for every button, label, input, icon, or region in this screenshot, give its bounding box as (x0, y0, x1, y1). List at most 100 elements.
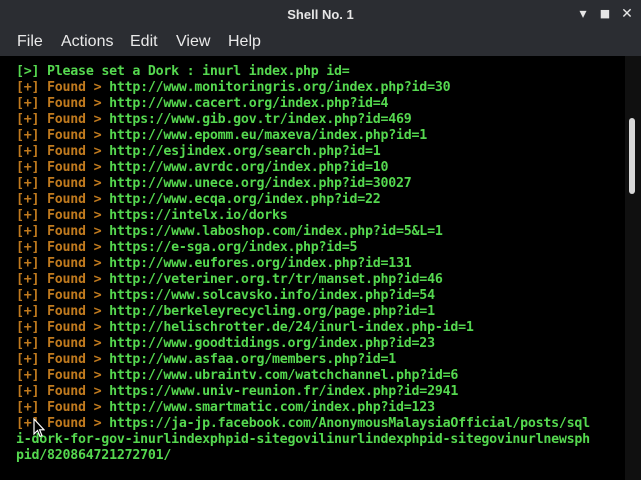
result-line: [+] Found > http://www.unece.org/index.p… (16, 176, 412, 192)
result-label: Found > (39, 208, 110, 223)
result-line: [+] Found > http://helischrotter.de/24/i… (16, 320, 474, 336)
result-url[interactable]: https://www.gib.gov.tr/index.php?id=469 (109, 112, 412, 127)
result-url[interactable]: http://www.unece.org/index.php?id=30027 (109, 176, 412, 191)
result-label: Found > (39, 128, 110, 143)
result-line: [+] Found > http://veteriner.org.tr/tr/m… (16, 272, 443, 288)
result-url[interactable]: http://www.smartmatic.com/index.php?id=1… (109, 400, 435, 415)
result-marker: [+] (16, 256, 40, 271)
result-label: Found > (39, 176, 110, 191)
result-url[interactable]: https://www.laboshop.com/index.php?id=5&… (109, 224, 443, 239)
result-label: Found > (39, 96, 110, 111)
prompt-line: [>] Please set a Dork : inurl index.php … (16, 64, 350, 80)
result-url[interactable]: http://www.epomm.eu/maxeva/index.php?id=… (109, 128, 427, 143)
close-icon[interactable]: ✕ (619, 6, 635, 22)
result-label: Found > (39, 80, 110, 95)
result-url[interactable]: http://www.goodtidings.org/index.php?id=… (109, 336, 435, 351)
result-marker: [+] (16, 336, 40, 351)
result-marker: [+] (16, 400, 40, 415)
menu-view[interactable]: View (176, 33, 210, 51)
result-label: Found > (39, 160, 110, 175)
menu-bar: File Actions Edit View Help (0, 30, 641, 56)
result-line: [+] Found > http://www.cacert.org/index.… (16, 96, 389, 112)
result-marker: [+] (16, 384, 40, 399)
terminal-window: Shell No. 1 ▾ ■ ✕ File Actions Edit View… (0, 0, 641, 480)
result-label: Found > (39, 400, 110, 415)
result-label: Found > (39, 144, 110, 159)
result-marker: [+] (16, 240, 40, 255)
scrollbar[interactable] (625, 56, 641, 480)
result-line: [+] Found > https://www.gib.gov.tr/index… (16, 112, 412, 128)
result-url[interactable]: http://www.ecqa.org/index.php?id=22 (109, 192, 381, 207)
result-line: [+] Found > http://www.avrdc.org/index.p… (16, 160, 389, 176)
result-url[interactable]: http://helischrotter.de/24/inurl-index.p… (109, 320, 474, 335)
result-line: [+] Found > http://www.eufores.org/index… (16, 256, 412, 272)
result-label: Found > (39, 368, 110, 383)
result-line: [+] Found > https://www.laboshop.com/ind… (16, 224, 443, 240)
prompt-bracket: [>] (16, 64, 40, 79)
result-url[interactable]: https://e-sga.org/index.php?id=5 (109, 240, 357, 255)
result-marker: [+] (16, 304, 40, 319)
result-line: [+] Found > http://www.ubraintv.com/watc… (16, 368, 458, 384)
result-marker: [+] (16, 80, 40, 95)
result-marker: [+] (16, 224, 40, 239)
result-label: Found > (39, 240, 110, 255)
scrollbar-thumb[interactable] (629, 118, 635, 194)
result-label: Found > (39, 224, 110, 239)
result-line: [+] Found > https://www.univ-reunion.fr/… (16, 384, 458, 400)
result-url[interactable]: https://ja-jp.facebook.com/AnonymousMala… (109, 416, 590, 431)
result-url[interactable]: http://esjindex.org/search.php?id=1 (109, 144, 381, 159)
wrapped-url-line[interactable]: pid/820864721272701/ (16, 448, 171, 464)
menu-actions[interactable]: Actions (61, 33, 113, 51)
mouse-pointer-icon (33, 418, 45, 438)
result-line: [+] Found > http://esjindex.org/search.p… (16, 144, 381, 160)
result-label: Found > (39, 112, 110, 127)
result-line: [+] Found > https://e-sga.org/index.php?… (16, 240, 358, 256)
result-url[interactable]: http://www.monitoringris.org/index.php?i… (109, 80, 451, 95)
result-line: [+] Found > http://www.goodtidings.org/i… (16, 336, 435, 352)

================

■ OBJECTIVE ■
Begin at the line in the records that contains "result-line: [+] Found > http://www.unece.org/index.p…" and stop after the line that contains "result-marker: [+] (16, 240, 40, 255)", replacing "result-label" with "match-label" throughout and changing nothing else. Return only those lines.

■ SOLUTION TO THE EXERCISE ■
result-line: [+] Found > http://www.unece.org/index.p… (16, 176, 412, 192)
match-label: Found > (39, 208, 110, 223)
result-line: [+] Found > http://helischrotter.de/24/i… (16, 320, 474, 336)
result-url[interactable]: https://www.gib.gov.tr/index.php?id=469 (109, 112, 412, 127)
result-url[interactable]: http://www.unece.org/index.php?id=30027 (109, 176, 412, 191)
match-label: Found > (39, 128, 110, 143)
result-line: [+] Found > http://veteriner.org.tr/tr/m… (16, 272, 443, 288)
result-url[interactable]: http://www.smartmatic.com/index.php?id=1… (109, 400, 435, 415)
result-marker: [+] (16, 256, 40, 271)
match-label: Found > (39, 176, 110, 191)
result-url[interactable]: https://www.laboshop.com/index.php?id=5&… (109, 224, 443, 239)
match-label: Found > (39, 96, 110, 111)
prompt-line: [>] Please set a Dork : inurl index.php … (16, 64, 350, 80)
result-url[interactable]: http://www.epomm.eu/maxeva/index.php?id=… (109, 128, 427, 143)
close-icon[interactable]: ✕ (619, 6, 635, 22)
match-label: Found > (39, 80, 110, 95)
result-url[interactable]: http://www.goodtidings.org/index.php?id=… (109, 336, 435, 351)
result-marker: [+] (16, 336, 40, 351)
result-marker: [+] (16, 400, 40, 415)
menu-view[interactable]: View (176, 33, 210, 51)
match-label: Found > (39, 160, 110, 175)
menu-bar: File Actions Edit View Help (0, 30, 641, 56)
result-line: [+] Found > http://www.cacert.org/index.… (16, 96, 389, 112)
result-marker: [+] (16, 384, 40, 399)
terminal-window: Shell No. 1 ▾ ■ ✕ File Actions Edit View… (0, 0, 641, 480)
match-label: Found > (39, 400, 110, 415)
match-label: Found > (39, 144, 110, 159)
result-marker: [+] (16, 240, 40, 255)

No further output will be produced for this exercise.